Set exercise
Write out the material exactly, without any of its pictures.
— BEGIN Records supplied —
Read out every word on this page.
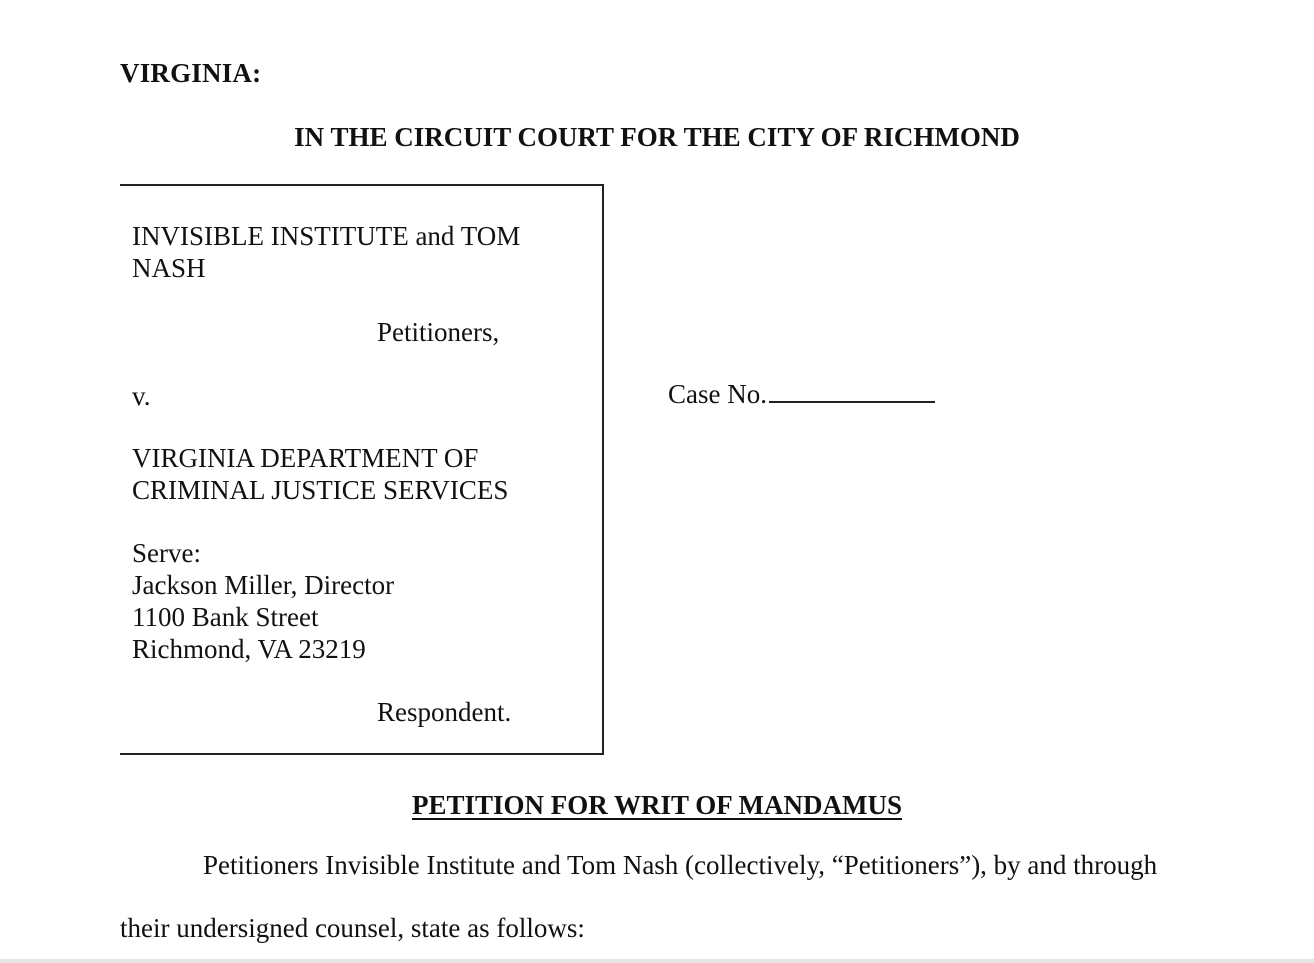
VIRGINIA:
IN THE CIRCUIT COURT FOR THE CITY OF RICHMOND
INVISIBLE INSTITUTE and TOM
NASH
Petitioners,
v.
VIRGINIA DEPARTMENT OF
CRIMINAL JUSTICE SERVICES
Serve:
Jackson Miller, Director
1100 Bank Street
Richmond, VA 23219
Respondent.
Case No.
PETITION FOR WRIT OF MANDAMUS
Petitioners Invisible Institute and Tom Nash (collectively, “Petitioners”), by and through
their undersigned counsel, state as follows:
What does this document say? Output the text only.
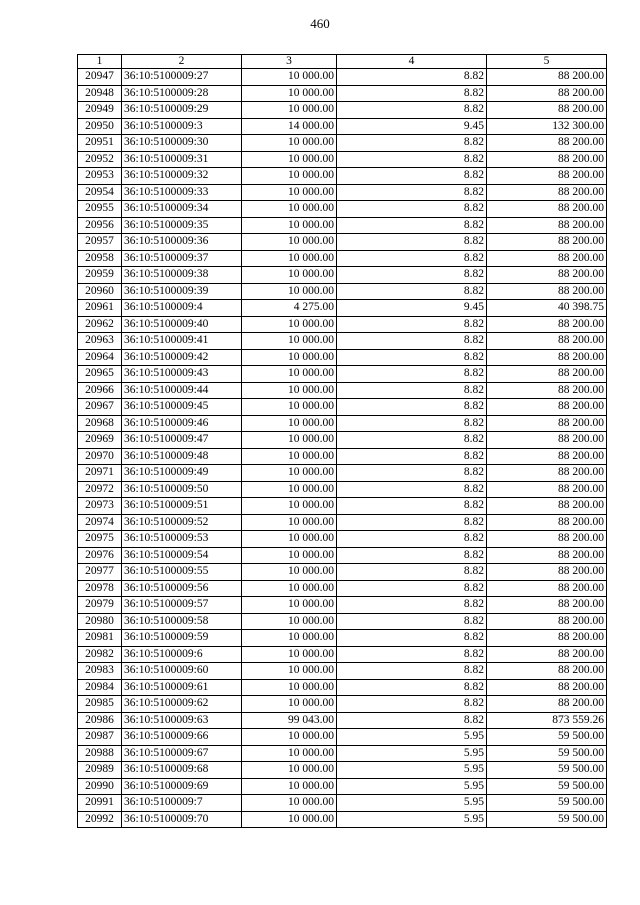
460
1	2	3	4	5
20947	36:10:5100009:27	10 000.00	8.82	88 200.00
20948	36:10:5100009:28	10 000.00	8.82	88 200.00
20949	36:10:5100009:29	10 000.00	8.82	88 200.00
20950	36:10:5100009:3	14 000.00	9.45	132 300.00
20951	36:10:5100009:30	10 000.00	8.82	88 200.00
20952	36:10:5100009:31	10 000.00	8.82	88 200.00
20953	36:10:5100009:32	10 000.00	8.82	88 200.00
20954	36:10:5100009:33	10 000.00	8.82	88 200.00
20955	36:10:5100009:34	10 000.00	8.82	88 200.00
20956	36:10:5100009:35	10 000.00	8.82	88 200.00
20957	36:10:5100009:36	10 000.00	8.82	88 200.00
20958	36:10:5100009:37	10 000.00	8.82	88 200.00
20959	36:10:5100009:38	10 000.00	8.82	88 200.00
20960	36:10:5100009:39	10 000.00	8.82	88 200.00
20961	36:10:5100009:4	4 275.00	9.45	40 398.75
20962	36:10:5100009:40	10 000.00	8.82	88 200.00
20963	36:10:5100009:41	10 000.00	8.82	88 200.00
20964	36:10:5100009:42	10 000.00	8.82	88 200.00
20965	36:10:5100009:43	10 000.00	8.82	88 200.00
20966	36:10:5100009:44	10 000.00	8.82	88 200.00
20967	36:10:5100009:45	10 000.00	8.82	88 200.00
20968	36:10:5100009:46	10 000.00	8.82	88 200.00
20969	36:10:5100009:47	10 000.00	8.82	88 200.00
20970	36:10:5100009:48	10 000.00	8.82	88 200.00
20971	36:10:5100009:49	10 000.00	8.82	88 200.00
20972	36:10:5100009:50	10 000.00	8.82	88 200.00
20973	36:10:5100009:51	10 000.00	8.82	88 200.00
20974	36:10:5100009:52	10 000.00	8.82	88 200.00
20975	36:10:5100009:53	10 000.00	8.82	88 200.00
20976	36:10:5100009:54	10 000.00	8.82	88 200.00
20977	36:10:5100009:55	10 000.00	8.82	88 200.00
20978	36:10:5100009:56	10 000.00	8.82	88 200.00
20979	36:10:5100009:57	10 000.00	8.82	88 200.00
20980	36:10:5100009:58	10 000.00	8.82	88 200.00
20981	36:10:5100009:59	10 000.00	8.82	88 200.00
20982	36:10:5100009:6	10 000.00	8.82	88 200.00
20983	36:10:5100009:60	10 000.00	8.82	88 200.00
20984	36:10:5100009:61	10 000.00	8.82	88 200.00
20985	36:10:5100009:62	10 000.00	8.82	88 200.00
20986	36:10:5100009:63	99 043.00	8.82	873 559.26
20987	36:10:5100009:66	10 000.00	5.95	59 500.00
20988	36:10:5100009:67	10 000.00	5.95	59 500.00
20989	36:10:5100009:68	10 000.00	5.95	59 500.00
20990	36:10:5100009:69	10 000.00	5.95	59 500.00
20991	36:10:5100009:7	10 000.00	5.95	59 500.00
20992	36:10:5100009:70	10 000.00	5.95	59 500.00
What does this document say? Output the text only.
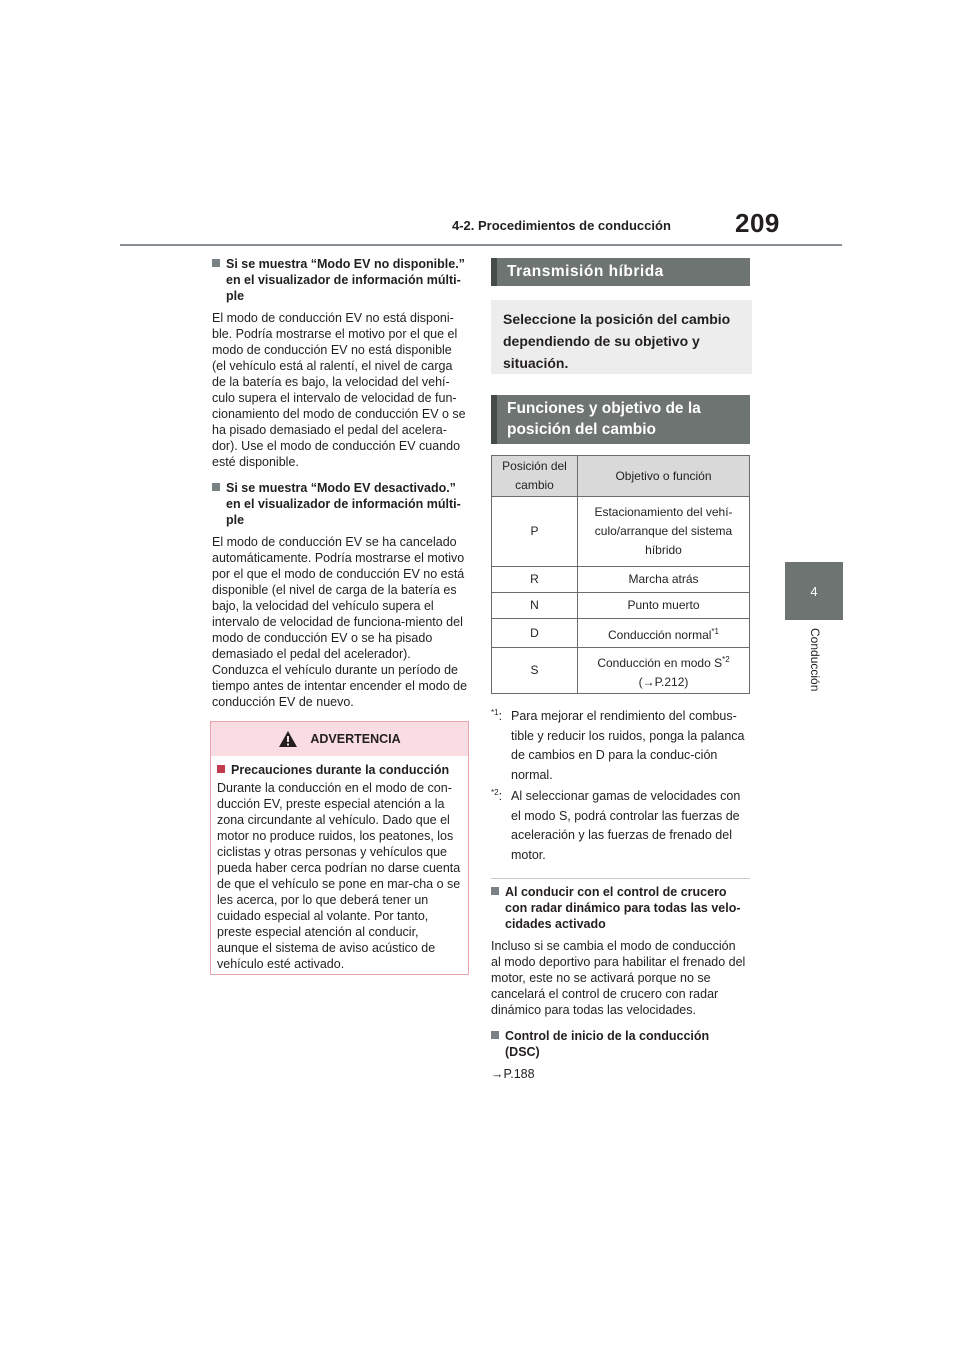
4-2. Procedimientos de conducción 209
4
Conducción

Si se muestra “Modo EV no disponible.” en el visualizador de información múlti-ple

El modo de conducción EV no está disponi-ble. Podría mostrarse el motivo por el que el modo de conducción EV no está disponible (el vehículo está al ralentí, el nivel de carga de la batería es bajo, la velocidad del vehí-culo supera el intervalo de velocidad de fun-cionamiento del modo de conducción EV o se ha pisado demasiado el pedal del acelera-dor). Use el modo de conducción EV cuando esté disponible.

Si se muestra “Modo EV desactivado.” en el visualizador de información múlti-ple

El modo de conducción EV se ha cancelado automáticamente. Podría mostrarse el motivo por el que el modo de conducción EV no está disponible (el nivel de carga de la batería es bajo, la velocidad del vehículo supera el intervalo de velocidad de funciona-miento del modo de conducción EV o se ha pisado demasiado el pedal del acelerador). Conduzca el vehículo durante un período de tiempo antes de intentar encender el modo de conducción EV de nuevo.

ADVERTENCIA

Precauciones durante la conducción

Durante la conducción en el modo de con-ducción EV, preste especial atención a la zona circundante al vehículo. Dado que el motor no produce ruidos, los peatones, los ciclistas y otras personas y vehículos que pueda haber cerca podrían no darse cuenta de que el vehículo se pone en mar-cha o se les acerca, por lo que deberá tener un cuidado especial al volante. Por tanto, preste especial atención al conducir, aunque el sistema de aviso acústico de vehículo esté activado.

Transmisión híbrida
Seleccione la posición del cambio dependiendo de su objetivo y situación.
Funciones y objetivo de la posición del cambio
Posición del cambio	Objetivo o función
P	Estacionamiento del vehí-culo/arranque del sistema híbrido
R	Marcha atrás
N	Punto muerto
D	Conducción normal$^{*1}$
S	Conducción en modo $S^{*2}$
(→P.212)
$^{*1}$: Para mejorar el rendimiento del combus-tible y reducir los ruidos, ponga la palanca de cambios en D para la conduc-ción normal.
$^{*2}$: Al seleccionar gamas de velocidades con el modo S, podrá controlar las fuerzas de aceleración y las fuerzas de frenado del motor.

Al conducir con el control de crucero con radar dinámico para todas las velo-cidades activado

Incluso si se cambia el modo de conducción al modo deportivo para habilitar el frenado del motor, este no se activará porque no se cancelará el control de crucero con radar dinámico para todas las velocidades.

Control de inicio de la conducción (DSC)

→P.188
— END Records supplied —
Result of this task
Read out every word on this page.
VIRGINIA:
IN THE CIRCUIT COURT FOR THE CITY OF RICHMOND
INVISIBLE INSTITUTE and TOM
NASH
Petitioners,
v.
VIRGINIA DEPARTMENT OF
CRIMINAL JUSTICE SERVICES
Serve:
Jackson Miller, Director
1100 Bank Street
Richmond, VA 23219
Respondent.
Case No.
PETITION FOR WRIT OF MANDAMUS
Petitioners Invisible Institute and Tom Nash (collectively, “Petitioners”), by and through
their undersigned counsel, state as follows:
What does this document say? Output the text only.
460
1	2	3	4	5
20947	36:10:5100009:27	10 000.00	8.82	88 200.00
20948	36:10:5100009:28	10 000.00	8.82	88 200.00
20949	36:10:5100009:29	10 000.00	8.82	88 200.00
20950	36:10:5100009:3	14 000.00	9.45	132 300.00
20951	36:10:5100009:30	10 000.00	8.82	88 200.00
20952	36:10:5100009:31	10 000.00	8.82	88 200.00
20953	36:10:5100009:32	10 000.00	8.82	88 200.00
20954	36:10:5100009:33	10 000.00	8.82	88 200.00
20955	36:10:5100009:34	10 000.00	8.82	88 200.00
20956	36:10:5100009:35	10 000.00	8.82	88 200.00
20957	36:10:5100009:36	10 000.00	8.82	88 200.00
20958	36:10:5100009:37	10 000.00	8.82	88 200.00
20959	36:10:5100009:38	10 000.00	8.82	88 200.00
20960	36:10:5100009:39	10 000.00	8.82	88 200.00
20961	36:10:5100009:4	4 275.00	9.45	40 398.75
20962	36:10:5100009:40	10 000.00	8.82	88 200.00
20963	36:10:5100009:41	10 000.00	8.82	88 200.00
20964	36:10:5100009:42	10 000.00	8.82	88 200.00
20965	36:10:5100009:43	10 000.00	8.82	88 200.00
20966	36:10:5100009:44	10 000.00	8.82	88 200.00
20967	36:10:5100009:45	10 000.00	8.82	88 200.00
20968	36:10:5100009:46	10 000.00	8.82	88 200.00
20969	36:10:5100009:47	10 000.00	8.82	88 200.00
20970	36:10:5100009:48	10 000.00	8.82	88 200.00
20971	36:10:5100009:49	10 000.00	8.82	88 200.00
20972	36:10:5100009:50	10 000.00	8.82	88 200.00
20973	36:10:5100009:51	10 000.00	8.82	88 200.00
20974	36:10:5100009:52	10 000.00	8.82	88 200.00
20975	36:10:5100009:53	10 000.00	8.82	88 200.00
20976	36:10:5100009:54	10 000.00	8.82	88 200.00
20977	36:10:5100009:55	10 000.00	8.82	88 200.00
20978	36:10:5100009:56	10 000.00	8.82	88 200.00
20979	36:10:5100009:57	10 000.00	8.82	88 200.00
20980	36:10:5100009:58	10 000.00	8.82	88 200.00
20981	36:10:5100009:59	10 000.00	8.82	88 200.00
20982	36:10:5100009:6	10 000.00	8.82	88 200.00
20983	36:10:5100009:60	10 000.00	8.82	88 200.00
20984	36:10:5100009:61	10 000.00	8.82	88 200.00
20985	36:10:5100009:62	10 000.00	8.82	88 200.00
20986	36:10:5100009:63	99 043.00	8.82	873 559.26
20987	36:10:5100009:66	10 000.00	5.95	59 500.00
20988	36:10:5100009:67	10 000.00	5.95	59 500.00
20989	36:10:5100009:68	10 000.00	5.95	59 500.00
20990	36:10:5100009:69	10 000.00	5.95	59 500.00
20991	36:10:5100009:7	10 000.00	5.95	59 500.00
20992	36:10:5100009:70	10 000.00	5.95	59 500.00
What does this document say? Output the text only.
4-2. Procedimientos de conducción 209
4
Conducción

Si se muestra “Modo EV no disponible.” en el visualizador de información múlti-ple

El modo de conducción EV no está disponi-ble. Podría mostrarse el motivo por el que el modo de conducción EV no está disponible (el vehículo está al ralentí, el nivel de carga de la batería es bajo, la velocidad del vehí-culo supera el intervalo de velocidad de fun-cionamiento del modo de conducción EV o se ha pisado demasiado el pedal del acelera-dor). Use el modo de conducción EV cuando esté disponible.

Si se muestra “Modo EV desactivado.” en el visualizador de información múlti-ple

El modo de conducción EV se ha cancelado automáticamente. Podría mostrarse el motivo por el que el modo de conducción EV no está disponible (el nivel de carga de la batería es bajo, la velocidad del vehículo supera el intervalo de velocidad de funciona-miento del modo de conducción EV o se ha pisado demasiado el pedal del acelerador). Conduzca el vehículo durante un período de tiempo antes de intentar encender el modo de conducción EV de nuevo.

ADVERTENCIA

Precauciones durante la conducción

Durante la conducción en el modo de con-ducción EV, preste especial atención a la zona circundante al vehículo. Dado que el motor no produce ruidos, los peatones, los ciclistas y otras personas y vehículos que pueda haber cerca podrían no darse cuenta de que el vehículo se pone en mar-cha o se les acerca, por lo que deberá tener un cuidado especial al volante. Por tanto, preste especial atención al conducir, aunque el sistema de aviso acústico de vehículo esté activado.

Transmisión híbrida
Seleccione la posición del cambio dependiendo de su objetivo y situación.
Funciones y objetivo de la posición del cambio
Posición del cambio	Objetivo o función
P	Estacionamiento del vehí-culo/arranque del sistema híbrido
R	Marcha atrás
N	Punto muerto
D	Conducción normal$^{*1}$
S	Conducción en modo $S^{*2}$
(→P.212)
$^{*1}$: Para mejorar el rendimiento del combus-tible y reducir los ruidos, ponga la palanca de cambios en D para la conduc-ción normal.
$^{*2}$: Al seleccionar gamas de velocidades con el modo S, podrá controlar las fuerzas de aceleración y las fuerzas de frenado del motor.

Al conducir con el control de crucero con radar dinámico para todas las velo-cidades activado

Incluso si se cambia el modo de conducción al modo deportivo para habilitar el frenado del motor, este no se activará porque no se cancelará el control de crucero con radar dinámico para todas las velocidades.

Control de inicio de la conducción (DSC)

→P.188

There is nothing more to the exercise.